▸ **WRITTEN INSTRUCTION**: Omit the pictures, please, and give each record below again exactly.

(A block of data)
______________________________
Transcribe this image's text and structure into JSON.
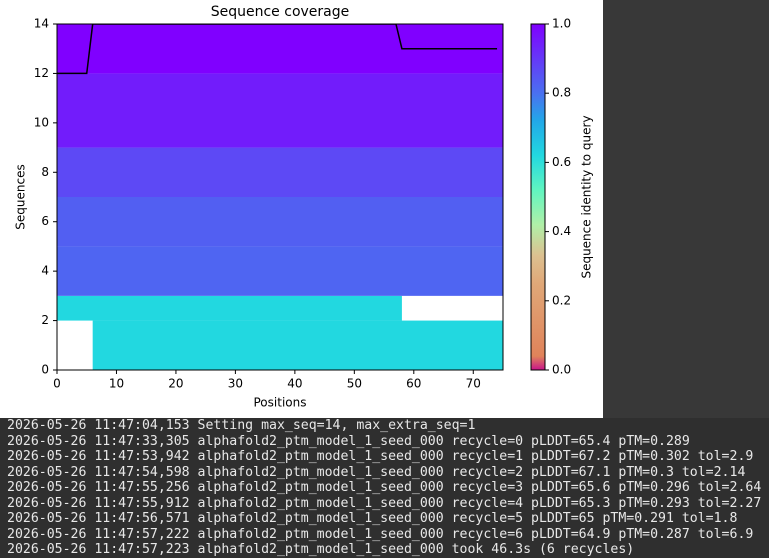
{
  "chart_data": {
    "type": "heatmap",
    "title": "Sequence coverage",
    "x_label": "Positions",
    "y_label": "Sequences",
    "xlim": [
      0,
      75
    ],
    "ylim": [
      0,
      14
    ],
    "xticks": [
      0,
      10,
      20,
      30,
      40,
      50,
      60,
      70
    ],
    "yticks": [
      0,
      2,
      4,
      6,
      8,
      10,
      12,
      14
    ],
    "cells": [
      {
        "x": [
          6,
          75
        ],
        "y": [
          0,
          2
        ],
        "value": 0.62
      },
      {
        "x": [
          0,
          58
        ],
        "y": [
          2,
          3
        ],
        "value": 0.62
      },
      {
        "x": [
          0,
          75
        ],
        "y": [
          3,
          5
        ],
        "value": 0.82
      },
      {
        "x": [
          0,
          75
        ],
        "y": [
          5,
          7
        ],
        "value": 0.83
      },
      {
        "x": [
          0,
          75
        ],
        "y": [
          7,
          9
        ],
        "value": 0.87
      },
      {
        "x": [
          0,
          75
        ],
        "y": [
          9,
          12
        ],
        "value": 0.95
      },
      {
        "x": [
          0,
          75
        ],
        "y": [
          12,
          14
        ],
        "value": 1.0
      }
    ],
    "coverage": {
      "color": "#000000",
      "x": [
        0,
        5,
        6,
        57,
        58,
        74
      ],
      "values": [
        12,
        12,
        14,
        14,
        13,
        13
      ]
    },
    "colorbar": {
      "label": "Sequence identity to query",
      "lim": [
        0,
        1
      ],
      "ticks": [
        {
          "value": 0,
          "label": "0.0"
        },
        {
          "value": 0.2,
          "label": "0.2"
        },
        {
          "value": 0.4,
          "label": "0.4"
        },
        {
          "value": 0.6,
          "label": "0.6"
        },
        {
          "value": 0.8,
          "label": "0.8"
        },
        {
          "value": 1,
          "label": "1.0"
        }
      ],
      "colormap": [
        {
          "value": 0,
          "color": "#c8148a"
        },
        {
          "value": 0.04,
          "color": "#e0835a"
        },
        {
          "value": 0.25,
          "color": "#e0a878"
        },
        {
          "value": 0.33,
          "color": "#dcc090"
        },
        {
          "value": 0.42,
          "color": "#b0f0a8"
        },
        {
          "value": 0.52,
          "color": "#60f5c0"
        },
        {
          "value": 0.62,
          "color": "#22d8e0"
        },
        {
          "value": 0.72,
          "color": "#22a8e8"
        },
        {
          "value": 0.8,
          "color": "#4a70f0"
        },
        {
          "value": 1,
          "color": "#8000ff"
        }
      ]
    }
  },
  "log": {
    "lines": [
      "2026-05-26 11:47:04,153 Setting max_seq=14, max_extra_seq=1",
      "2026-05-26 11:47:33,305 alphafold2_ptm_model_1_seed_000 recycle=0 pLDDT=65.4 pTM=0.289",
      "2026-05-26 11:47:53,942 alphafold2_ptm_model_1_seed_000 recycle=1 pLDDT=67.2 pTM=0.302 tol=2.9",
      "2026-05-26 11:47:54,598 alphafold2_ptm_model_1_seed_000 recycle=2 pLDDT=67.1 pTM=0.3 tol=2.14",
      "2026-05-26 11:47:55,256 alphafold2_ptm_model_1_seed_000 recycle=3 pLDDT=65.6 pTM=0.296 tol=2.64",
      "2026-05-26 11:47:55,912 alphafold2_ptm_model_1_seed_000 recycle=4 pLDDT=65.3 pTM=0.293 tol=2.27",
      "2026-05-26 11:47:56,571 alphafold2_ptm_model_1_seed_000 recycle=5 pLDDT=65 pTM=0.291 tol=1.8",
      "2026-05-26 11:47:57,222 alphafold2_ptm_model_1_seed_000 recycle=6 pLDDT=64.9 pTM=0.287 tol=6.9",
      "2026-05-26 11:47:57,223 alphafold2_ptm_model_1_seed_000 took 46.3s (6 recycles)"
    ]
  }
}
______________________________
▸ **SOLUTION TO THIS TASK**:
Transcribe this image's text and structure into JSON.
{
  "chart_data": {
    "type": "heatmap",
    "title": "Sequence coverage",
    "x_label": "Positions",
    "y_label": "Sequences",
    "xlim": [
      0,
      75
    ],
    "ylim": [
      0,
      14
    ],
    "xticks": [
      0,
      10,
      20,
      30,
      40,
      50,
      60,
      70
    ],
    "yticks": [
      0,
      2,
      4,
      6,
      8,
      10,
      12,
      14
    ],
    "cells": [
      {
        "x": [
          6,
          75
        ],
        "y": [
          0,
          2
        ],
        "value": 0.62
      },
      {
        "x": [
          0,
          58
        ],
        "y": [
          2,
          3
        ],
        "value": 0.62
      },
      {
        "x": [
          0,
          75
        ],
        "y": [
          3,
          5
        ],
        "value": 0.82
      },
      {
        "x": [
          0,
          75
        ],
        "y": [
          5,
          7
        ],
        "value": 0.83
      },
      {
        "x": [
          0,
          75
        ],
        "y": [
          7,
          9
        ],
        "value": 0.87
      },
      {
        "x": [
          0,
          75
        ],
        "y": [
          9,
          12
        ],
        "value": 0.95
      },
      {
        "x": [
          0,
          75
        ],
        "y": [
          12,
          14
        ],
        "value": 1.0
      }
    ],
    "coverage": {
      "color": "#000000",
      "x": [
        0,
        5,
        6,
        57,
        58,
        74
      ],
      "values": [
        12,
        12,
        14,
        14,
        13,
        13
      ]
    },
    "colorbar": {
      "label": "Sequence identity to query",
      "lim": [
        0,
        1
      ],
      "ticks": [
        {
          "value": 0,
          "label": "0.0"
        },
        {
          "value": 0.2,
          "label": "0.2"
        },
        {
          "value": 0.4,
          "label": "0.4"
        },
        {
          "value": 0.6,
          "label": "0.6"
        },
        {
          "value": 0.8,
          "label": "0.8"
        },
        {
          "value": 1,
          "label": "1.0"
        }
      ],
      "colormap": [
        {
          "value": 0,
          "color": "#c8148a"
        },
        {
          "value": 0.04,
          "color": "#e0835a"
        },
        {
          "value": 0.25,
          "color": "#e0a878"
        },
        {
          "value": 0.33,
          "color": "#dcc090"
        },
        {
          "value": 0.42,
          "color": "#b0f0a8"
        },
        {
          "value": 0.52,
          "color": "#60f5c0"
        },
        {
          "value": 0.62,
          "color": "#22d8e0"
        },
        {
          "value": 0.72,
          "color": "#22a8e8"
        },
        {
          "value": 0.8,
          "color": "#4a70f0"
        },
        {
          "value": 1,
          "color": "#8000ff"
        }
      ]
    }
  },
  "log": {
    "lines": [
      "2026-05-26 11:47:04,153 Setting max_seq=14, max_extra_seq=1",
      "2026-05-26 11:47:33,305 alphafold2_ptm_model_1_seed_000 recycle=0 pLDDT=65.4 pTM=0.289",
      "2026-05-26 11:47:53,942 alphafold2_ptm_model_1_seed_000 recycle=1 pLDDT=67.2 pTM=0.302 tol=2.9",
      "2026-05-26 11:47:54,598 alphafold2_ptm_model_1_seed_000 recycle=2 pLDDT=67.1 pTM=0.3 tol=2.14",
      "2026-05-26 11:47:55,256 alphafold2_ptm_model_1_seed_000 recycle=3 pLDDT=65.6 pTM=0.296 tol=2.64",
      "2026-05-26 11:47:55,912 alphafold2_ptm_model_1_seed_000 recycle=4 pLDDT=65.3 pTM=0.293 tol=2.27",
      "2026-05-26 11:47:56,571 alphafold2_ptm_model_1_seed_000 recycle=5 pLDDT=65 pTM=0.291 tol=1.8",
      "2026-05-26 11:47:57,222 alphafold2_ptm_model_1_seed_000 recycle=6 pLDDT=64.9 pTM=0.287 tol=6.9",
      "2026-05-26 11:47:57,223 alphafold2_ptm_model_1_seed_000 took 46.3s (6 recycles)"
    ]
  }
}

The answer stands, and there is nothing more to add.